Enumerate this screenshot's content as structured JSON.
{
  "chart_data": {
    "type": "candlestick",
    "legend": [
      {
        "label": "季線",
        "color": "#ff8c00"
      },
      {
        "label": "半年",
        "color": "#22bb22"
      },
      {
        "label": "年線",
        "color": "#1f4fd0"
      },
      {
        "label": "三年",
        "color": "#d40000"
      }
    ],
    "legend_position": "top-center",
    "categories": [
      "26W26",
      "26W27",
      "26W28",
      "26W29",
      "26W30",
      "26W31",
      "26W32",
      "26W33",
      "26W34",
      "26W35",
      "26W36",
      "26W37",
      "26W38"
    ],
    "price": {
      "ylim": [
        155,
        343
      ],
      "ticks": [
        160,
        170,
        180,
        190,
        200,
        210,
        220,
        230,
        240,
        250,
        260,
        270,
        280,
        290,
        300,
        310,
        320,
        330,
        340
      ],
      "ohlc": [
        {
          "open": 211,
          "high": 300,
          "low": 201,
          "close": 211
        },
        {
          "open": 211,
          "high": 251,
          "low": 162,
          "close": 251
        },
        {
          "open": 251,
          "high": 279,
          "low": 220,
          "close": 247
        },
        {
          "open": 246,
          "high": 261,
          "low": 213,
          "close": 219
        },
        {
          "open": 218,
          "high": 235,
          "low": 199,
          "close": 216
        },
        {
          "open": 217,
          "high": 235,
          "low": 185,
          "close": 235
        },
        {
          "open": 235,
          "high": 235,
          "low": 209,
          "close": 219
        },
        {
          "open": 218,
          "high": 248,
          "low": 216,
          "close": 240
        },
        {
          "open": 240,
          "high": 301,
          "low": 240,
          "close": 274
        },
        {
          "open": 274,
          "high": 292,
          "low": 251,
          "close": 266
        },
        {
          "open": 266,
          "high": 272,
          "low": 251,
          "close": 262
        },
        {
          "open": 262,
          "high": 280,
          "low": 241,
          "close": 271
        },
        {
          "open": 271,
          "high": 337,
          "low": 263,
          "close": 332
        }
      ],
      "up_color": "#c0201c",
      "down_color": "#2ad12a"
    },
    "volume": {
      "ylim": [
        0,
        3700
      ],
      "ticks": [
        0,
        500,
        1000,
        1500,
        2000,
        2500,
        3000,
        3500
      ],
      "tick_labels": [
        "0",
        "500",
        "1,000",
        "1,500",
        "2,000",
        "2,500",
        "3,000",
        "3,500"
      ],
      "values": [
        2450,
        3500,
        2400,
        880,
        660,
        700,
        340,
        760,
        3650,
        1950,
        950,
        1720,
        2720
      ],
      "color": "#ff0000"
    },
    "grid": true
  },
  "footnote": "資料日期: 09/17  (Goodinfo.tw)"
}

→ What to do: All of the lines above need to be given again exactly.

→ Worked solution:
Enumerate this screenshot's content as structured JSON.
{
  "chart_data": {
    "type": "candlestick",
    "legend": [
      {
        "label": "季線",
        "color": "#ff8c00"
      },
      {
        "label": "半年",
        "color": "#22bb22"
      },
      {
        "label": "年線",
        "color": "#1f4fd0"
      },
      {
        "label": "三年",
        "color": "#d40000"
      }
    ],
    "legend_position": "top-center",
    "categories": [
      "26W26",
      "26W27",
      "26W28",
      "26W29",
      "26W30",
      "26W31",
      "26W32",
      "26W33",
      "26W34",
      "26W35",
      "26W36",
      "26W37",
      "26W38"
    ],
    "price": {
      "ylim": [
        155,
        343
      ],
      "ticks": [
        160,
        170,
        180,
        190,
        200,
        210,
        220,
        230,
        240,
        250,
        260,
        270,
        280,
        290,
        300,
        310,
        320,
        330,
        340
      ],
      "ohlc": [
        {
          "open": 211,
          "high": 300,
          "low": 201,
          "close": 211
        },
        {
          "open": 211,
          "high": 251,
          "low": 162,
          "close": 251
        },
        {
          "open": 251,
          "high": 279,
          "low": 220,
          "close": 247
        },
        {
          "open": 246,
          "high": 261,
          "low": 213,
          "close": 219
        },
        {
          "open": 218,
          "high": 235,
          "low": 199,
          "close": 216
        },
        {
          "open": 217,
          "high": 235,
          "low": 185,
          "close": 235
        },
        {
          "open": 235,
          "high": 235,
          "low": 209,
          "close": 219
        },
        {
          "open": 218,
          "high": 248,
          "low": 216,
          "close": 240
        },
        {
          "open": 240,
          "high": 301,
          "low": 240,
          "close": 274
        },
        {
          "open": 274,
          "high": 292,
          "low": 251,
          "close": 266
        },
        {
          "open": 266,
          "high": 272,
          "low": 251,
          "close": 262
        },
        {
          "open": 262,
          "high": 280,
          "low": 241,
          "close": 271
        },
        {
          "open": 271,
          "high": 337,
          "low": 263,
          "close": 332
        }
      ],
      "up_color": "#c0201c",
      "down_color": "#2ad12a"
    },
    "volume": {
      "ylim": [
        0,
        3700
      ],
      "ticks": [
        0,
        500,
        1000,
        1500,
        2000,
        2500,
        3000,
        3500
      ],
      "tick_labels": [
        "0",
        "500",
        "1,000",
        "1,500",
        "2,000",
        "2,500",
        "3,000",
        "3,500"
      ],
      "values": [
        2450,
        3500,
        2400,
        880,
        660,
        700,
        340,
        760,
        3650,
        1950,
        950,
        1720,
        2720
      ],
      "color": "#ff0000"
    },
    "grid": true
  },
  "footnote": "資料日期: 09/17  (Goodinfo.tw)"
}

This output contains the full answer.